(Dataset records)
┄┄┄┄┄┄┄┄┄┄
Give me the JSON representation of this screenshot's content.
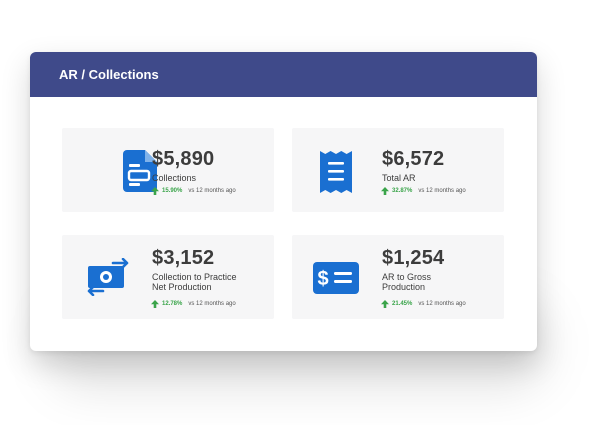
{
  "header": {
    "title": "AR / Collections"
  },
  "colors": {
    "header_bg": "#3f4a8a",
    "icon_blue": "#1a6fd1",
    "trend_green": "#3aa44a"
  },
  "tiles": [
    {
      "icon": "document-icon",
      "value": "$5,890",
      "label_line1": "Collections",
      "label_line2": "",
      "pct": "15.90%",
      "compare": "vs 12 months ago"
    },
    {
      "icon": "receipt-icon",
      "value": "$6,572",
      "label_line1": "Total AR",
      "label_line2": "",
      "pct": "32.87%",
      "compare": "vs 12 months ago"
    },
    {
      "icon": "money-transfer-icon",
      "value": "$3,152",
      "label_line1": "Collection to Practice",
      "label_line2": "Net Production",
      "pct": "12.78%",
      "compare": "vs 12 months ago"
    },
    {
      "icon": "dollar-list-icon",
      "value": "$1,254",
      "label_line1": "AR to Gross",
      "label_line2": "Production",
      "pct": "21.45%",
      "compare": "vs 12 months ago"
    }
  ]
}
┄┄┄┄┄┄┄┄┄┄
● AIM:
Your job is to transcribe the entries above exactly; skip the pictures.

● RESPONSE TO THIS TASK:
Give me the JSON representation of this screenshot's content.
{
  "header": {
    "title": "AR / Collections"
  },
  "colors": {
    "header_bg": "#3f4a8a",
    "icon_blue": "#1a6fd1",
    "trend_green": "#3aa44a"
  },
  "tiles": [
    {
      "icon": "document-icon",
      "value": "$5,890",
      "label_line1": "Collections",
      "label_line2": "",
      "pct": "15.90%",
      "compare": "vs 12 months ago"
    },
    {
      "icon": "receipt-icon",
      "value": "$6,572",
      "label_line1": "Total AR",
      "label_line2": "",
      "pct": "32.87%",
      "compare": "vs 12 months ago"
    },
    {
      "icon": "money-transfer-icon",
      "value": "$3,152",
      "label_line1": "Collection to Practice",
      "label_line2": "Net Production",
      "pct": "12.78%",
      "compare": "vs 12 months ago"
    },
    {
      "icon": "dollar-list-icon",
      "value": "$1,254",
      "label_line1": "AR to Gross",
      "label_line2": "Production",
      "pct": "21.45%",
      "compare": "vs 12 months ago"
    }
  ]
}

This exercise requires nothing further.